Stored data
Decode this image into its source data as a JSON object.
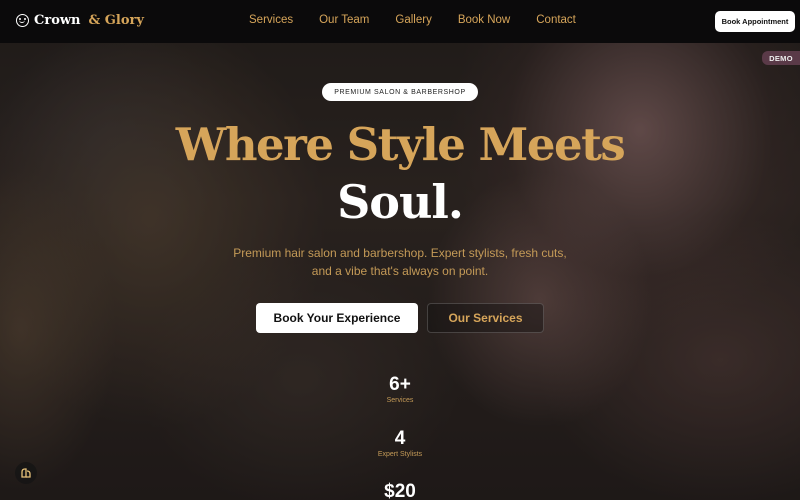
{
  "header": {
    "logo_name": "Crown",
    "logo_accent": "& Glory",
    "nav": [
      "Services",
      "Our Team",
      "Gallery",
      "Book Now",
      "Contact"
    ],
    "book_label": "Book Appointment"
  },
  "badge": {
    "demo": "DEMO"
  },
  "hero": {
    "tagline": "PREMIUM SALON & BARBERSHOP",
    "title_line1": "Where Style Meets",
    "title_line2": "Soul.",
    "subtitle_line1": "Premium hair salon and barbershop. Expert stylists, fresh cuts,",
    "subtitle_line2": "and a vibe that's always on point.",
    "primary_cta": "Book Your Experience",
    "secondary_cta": "Our Services"
  },
  "stats": [
    {
      "value": "6+",
      "label": "Services"
    },
    {
      "value": "4",
      "label": "Expert Stylists"
    },
    {
      "value": "$20",
      "label": ""
    }
  ],
  "colors": {
    "accent": "#d6a55a",
    "header_bg": "#0b0a0b",
    "demo_badge": "#5a3a48"
  },
  "icons": {
    "logo": "smiley-icon",
    "corner": "builder-badge-icon"
  }
}
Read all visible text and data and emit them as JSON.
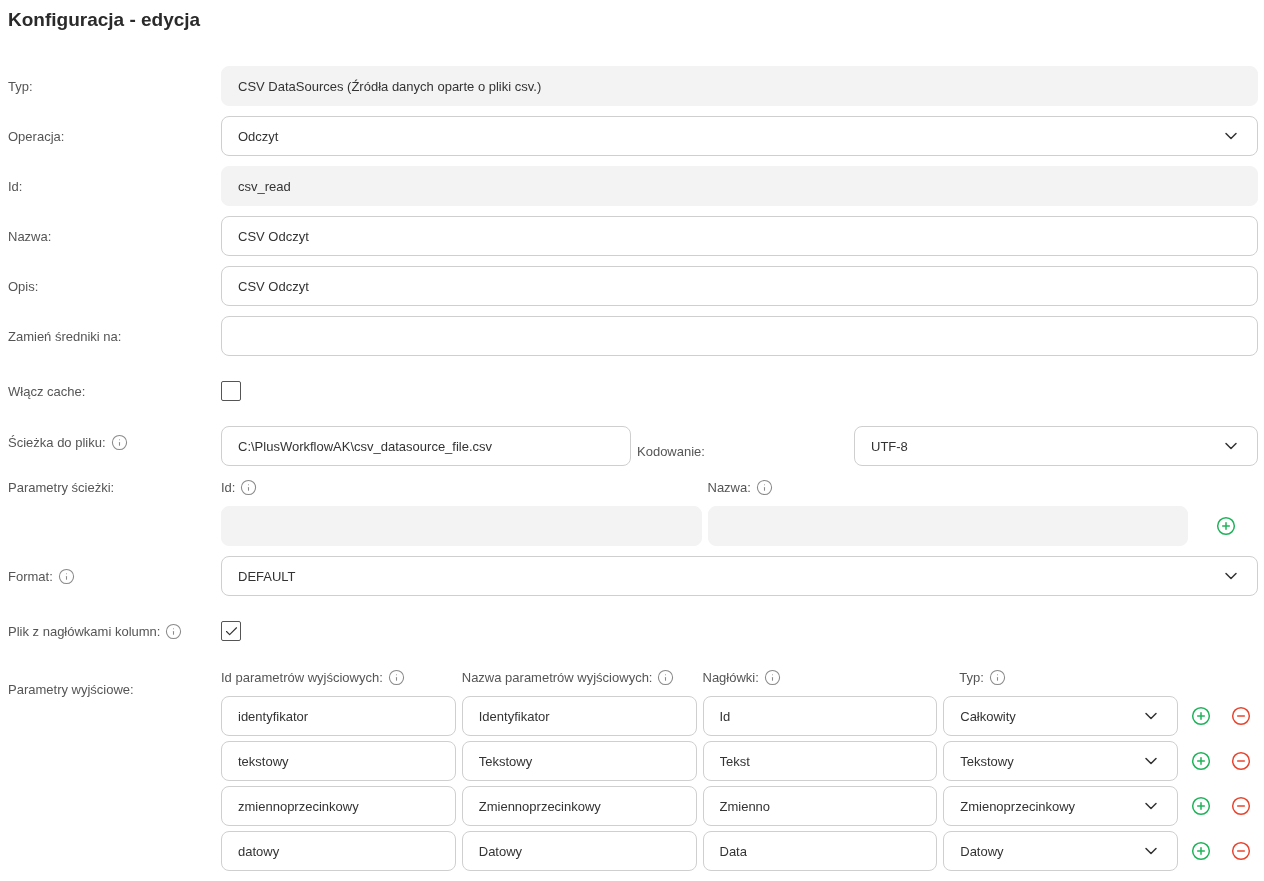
{
  "title": "Konfiguracja - edycja",
  "fields": [
    {
      "kind": "readonly",
      "label": "Typ:",
      "info": false,
      "value": "CSV DataSources (Źródła danych oparte o pliki csv.)"
    },
    {
      "kind": "select",
      "label": "Operacja:",
      "info": false,
      "value": "Odczyt"
    },
    {
      "kind": "readonly",
      "label": "Id:",
      "info": false,
      "value": "csv_read"
    },
    {
      "kind": "text",
      "label": "Nazwa:",
      "info": false,
      "value": "CSV Odczyt"
    },
    {
      "kind": "text",
      "label": "Opis:",
      "info": false,
      "value": "CSV Odczyt"
    },
    {
      "kind": "text",
      "label": "Zamień średniki na:",
      "info": false
    },
    {
      "kind": "checkbox",
      "label": "Włącz cache:",
      "info": false,
      "checked": false
    },
    {
      "kind": "path",
      "label": "Ścieżka do pliku:",
      "info": true,
      "value": "C:\\PlusWorkflowAK\\csv_datasource_file.csv",
      "encoding_label": "Kodowanie:",
      "encoding_value": "UTF-8"
    },
    {
      "kind": "pairs",
      "label": "Parametry ścieżki:",
      "info": false,
      "columns": [
        {
          "label": "Id:",
          "info": true
        },
        {
          "label": "Nazwa:",
          "info": true
        }
      ]
    },
    {
      "kind": "select",
      "label": "Format:",
      "info": true,
      "value": "DEFAULT"
    },
    {
      "kind": "checkbox",
      "label": "Plik z nagłówkami kolumn:",
      "info": true,
      "checked": true
    },
    {
      "kind": "outputs",
      "label": "Parametry wyjściowe:",
      "info": false,
      "columns": [
        {
          "label": "Id parametrów wyjściowych:",
          "info": true
        },
        {
          "label": "Nazwa parametrów wyjściowych:",
          "info": true
        },
        {
          "label": "Nagłówki:",
          "info": true
        },
        {
          "label": "Typ:",
          "info": true
        }
      ],
      "rows": [
        {
          "id": "identyfikator",
          "name": "Identyfikator",
          "header": "Id",
          "type": "Całkowity"
        },
        {
          "id": "tekstowy",
          "name": "Tekstowy",
          "header": "Tekst",
          "type": "Tekstowy"
        },
        {
          "id": "zmiennoprzecinkowy",
          "name": "Zmiennoprzecinkowy",
          "header": "Zmienno",
          "type": "Zmienoprzecinkowy"
        },
        {
          "id": "datowy",
          "name": "Datowy",
          "header": "Data",
          "type": "Datowy"
        }
      ]
    }
  ]
}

- EXERCISE
Copy the records exactly. Skip the pictures.

- FULL RESPONSE
Decode this image into its source data as a JSON object.
{
  "header": {
    "logo_name": "Crown",
    "logo_accent": "& Glory",
    "nav": [
      "Services",
      "Our Team",
      "Gallery",
      "Book Now",
      "Contact"
    ],
    "book_label": "Book Appointment"
  },
  "badge": {
    "demo": "DEMO"
  },
  "hero": {
    "tagline": "PREMIUM SALON & BARBERSHOP",
    "title_line1": "Where Style Meets",
    "title_line2": "Soul.",
    "subtitle_line1": "Premium hair salon and barbershop. Expert stylists, fresh cuts,",
    "subtitle_line2": "and a vibe that's always on point.",
    "primary_cta": "Book Your Experience",
    "secondary_cta": "Our Services"
  },
  "stats": [
    {
      "value": "6+",
      "label": "Services"
    },
    {
      "value": "4",
      "label": "Expert Stylists"
    },
    {
      "value": "$20",
      "label": ""
    }
  ],
  "colors": {
    "accent": "#d6a55a",
    "header_bg": "#0b0a0b",
    "demo_badge": "#5a3a48"
  },
  "icons": {
    "logo": "smiley-icon",
    "corner": "builder-badge-icon"
  }
}
Read all visible text and data and emit them as JSON.
{
  "title": "Konfiguracja - edycja",
  "fields": [
    {
      "kind": "readonly",
      "label": "Typ:",
      "info": false,
      "value": "CSV DataSources (Źródła danych oparte o pliki csv.)"
    },
    {
      "kind": "select",
      "label": "Operacja:",
      "info": false,
      "value": "Odczyt"
    },
    {
      "kind": "readonly",
      "label": "Id:",
      "info": false,
      "value": "csv_read"
    },
    {
      "kind": "text",
      "label": "Nazwa:",
      "info": false,
      "value": "CSV Odczyt"
    },
    {
      "kind": "text",
      "label": "Opis:",
      "info": false,
      "value": "CSV Odczyt"
    },
    {
      "kind": "text",
      "label": "Zamień średniki na:",
      "info": false
    },
    {
      "kind": "checkbox",
      "label": "Włącz cache:",
      "info": false,
      "checked": false
    },
    {
      "kind": "path",
      "label": "Ścieżka do pliku:",
      "info": true,
      "value": "C:\\PlusWorkflowAK\\csv_datasource_file.csv",
      "encoding_label": "Kodowanie:",
      "encoding_value": "UTF-8"
    },
    {
      "kind": "pairs",
      "label": "Parametry ścieżki:",
      "info": false,
      "columns": [
        {
          "label": "Id:",
          "info": true
        },
        {
          "label": "Nazwa:",
          "info": true
        }
      ]
    },
    {
      "kind": "select",
      "label": "Format:",
      "info": true,
      "value": "DEFAULT"
    },
    {
      "kind": "checkbox",
      "label": "Plik z nagłówkami kolumn:",
      "info": true,
      "checked": true
    },
    {
      "kind": "outputs",
      "label": "Parametry wyjściowe:",
      "info": false,
      "columns": [
        {
          "label": "Id parametrów wyjściowych:",
          "info": true
        },
        {
          "label": "Nazwa parametrów wyjściowych:",
          "info": true
        },
        {
          "label": "Nagłówki:",
          "info": true
        },
        {
          "label": "Typ:",
          "info": true
        }
      ],
      "rows": [
        {
          "id": "identyfikator",
          "name": "Identyfikator",
          "header": "Id",
          "type": "Całkowity"
        },
        {
          "id": "tekstowy",
          "name": "Tekstowy",
          "header": "Tekst",
          "type": "Tekstowy"
        },
        {
          "id": "zmiennoprzecinkowy",
          "name": "Zmiennoprzecinkowy",
          "header": "Zmienno",
          "type": "Zmienoprzecinkowy"
        },
        {
          "id": "datowy",
          "name": "Datowy",
          "header": "Data",
          "type": "Datowy"
        }
      ]
    }
  ]
}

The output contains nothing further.